Assignment | Summarize the blog post on cyber security skills and neurodiversity in two sentences.

Text passage |
--

27 October 2017
Blogs by author: Rob Partridge, Head of Commercial Development, Penetration testing
Marking week four of National Cyber Security Awareness Month — which looks at the need for more skilled workers in the security industry — Rob Partridge gives his thoughts on training the next generation of cyber security experts and the importance of hiring people who are neurologically diverse.
“I just fell into it”
Most people fall into a cyber-security career. I certainly did. I started out as a telephone engineer 28 years ago, dabbled in sales, then became involved with the Olympic Games Project. It was taking part in social engineering tests there, that I became fascinated with elements of cyber security. When the games came to a close, a move into full-time cyber security was a natural progression.
Here’s the thing though. As the industry stands, this kind of career progression — currently the norm — isn’t creating the level of skilled workers that’s desperately needed. According to an IDC Custom Survey from July 2017, a massive 97 per cent of organisations have concerns about security skills, and two-thirds have trouble retaining the security staff they do have.
Securing the skills we need
To overcome this shortage, what security needs, is a steady influx of skilled, educated and specifically-trained people. Otherwise, there’s no hope in fighting the ongoing battle against cyber crime.
Thankfully, there are organisations making an effort to overcome this problem. And we at BT are leading the way.
BT is the biggest employer of security apprentices in the UK private sector, taking on up to 75 people a year — when the average in tech companies is around 12. These apprenticeships last up to three years and result in candidates receiving either a foundation or a full degree. Whatever qualification they receive though, what’s certain is that they’ll complete their apprenticeship with the skills they need to be a competent security employee.
Neurodiversity in cyber security
But there’s another angle to these schemes that I’d like to share, one that I have a personal stake in — neurodiversity. Having an autistic son, I’m well aware of how neurodiverse people — those with autism, Asperger’s, ADHD etc. — have a different set of skills to neurologically typical people. For example, people with Asperger's or autism tend to treat problem-solving in a completely different way. They often think much more literally, and the way they approach a problem is unique. One common advantage in this is in the area of numbers — and that’s where we get back to cyber security. The maths side of cyber security can be complex. But, in my experience, neurodiverse people can grasp processes very quickly. That’s why I think it’s extremely important that these people get every possible opportunity to work in the field.
Unfortunately, the traditional interview process often acts as an insurmountable barrier to achieving this.
Often neurodiverse candidates are rejected because of a lack of communication skills. So I made the decision to ensure that anyone who interviews candidates for our apprenticeship scheme has a firm understanding of autism and Asperger's. It's up to the candidate themselves whether they actually disclose that they have either of these conditions.
Here’s an example of my approach; I recently interviewed a young autistic man for a place in our apprenticeship programme. He was struggling with the interview and had to be calmed down at one point. He was finding answering the questions difficult, up until I asked him about his interest in cyber security. He then gave a really passionate speech about how he’d left school and couldn't find a job. Eventually, he ended up working nights and, during the quiet times, set himself hacking challenges. Completely of his own initiative, he’d gained a very good understanding of cyber security. Needless to say, we appointed him as an apprentice. He later told me that BT were the only people ever to really believe in him.
The future of security
By focusing on apprenticeships, and making sure that any schemes are open to neurodiverse candidates, I can see a bright future for cyber security. It’s a great way to create a steady stream of skilled, eager and expert cyber security practitioners. And, what’s more, it gives you an opportunity to invest in people who are easily left behind when it comes to work, in a way that’s good for both them and your business.

--

Data extract |
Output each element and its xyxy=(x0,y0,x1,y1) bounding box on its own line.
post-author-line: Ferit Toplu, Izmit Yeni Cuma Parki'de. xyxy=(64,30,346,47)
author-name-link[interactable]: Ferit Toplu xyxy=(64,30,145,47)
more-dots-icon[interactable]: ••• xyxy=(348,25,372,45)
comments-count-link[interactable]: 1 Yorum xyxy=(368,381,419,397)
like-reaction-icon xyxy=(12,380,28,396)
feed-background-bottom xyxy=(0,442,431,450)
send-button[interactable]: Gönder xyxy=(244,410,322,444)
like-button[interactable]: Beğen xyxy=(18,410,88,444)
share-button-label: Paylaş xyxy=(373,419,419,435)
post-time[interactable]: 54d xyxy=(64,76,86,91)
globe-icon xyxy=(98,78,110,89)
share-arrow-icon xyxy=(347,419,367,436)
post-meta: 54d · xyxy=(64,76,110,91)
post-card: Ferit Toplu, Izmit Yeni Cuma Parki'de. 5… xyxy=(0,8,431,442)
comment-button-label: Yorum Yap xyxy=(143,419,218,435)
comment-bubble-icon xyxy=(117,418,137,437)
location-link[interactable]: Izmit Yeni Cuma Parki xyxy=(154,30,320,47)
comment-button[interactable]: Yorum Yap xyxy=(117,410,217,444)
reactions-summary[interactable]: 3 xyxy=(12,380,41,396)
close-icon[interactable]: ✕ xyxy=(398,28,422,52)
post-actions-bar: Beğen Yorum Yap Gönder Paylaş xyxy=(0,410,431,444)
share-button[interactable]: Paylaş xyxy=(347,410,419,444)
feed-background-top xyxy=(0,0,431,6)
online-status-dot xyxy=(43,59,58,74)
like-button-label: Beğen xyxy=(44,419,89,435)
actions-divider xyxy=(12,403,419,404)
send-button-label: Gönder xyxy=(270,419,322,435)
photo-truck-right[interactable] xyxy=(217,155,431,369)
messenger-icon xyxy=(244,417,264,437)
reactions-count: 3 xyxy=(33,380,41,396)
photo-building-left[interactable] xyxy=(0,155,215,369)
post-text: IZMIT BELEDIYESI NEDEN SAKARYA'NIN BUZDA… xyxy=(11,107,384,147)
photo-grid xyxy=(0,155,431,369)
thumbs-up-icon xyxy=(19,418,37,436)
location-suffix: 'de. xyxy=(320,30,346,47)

--

Result for this task | The post argues that the common habit of falling into cyber security careers is not producing enough skilled workers, since nearly all organizations worry about security skills, and it presents BT's apprenticeship program, which takes on up to 75 people a year, as a way to build that workforce. It also holds that neurodiverse people bring distinctive problem-solving strengths to the field, so interviewers for BT's apprenticeships are required to understand autism and Asperger's to keep the traditional interview from shutting such candidates out.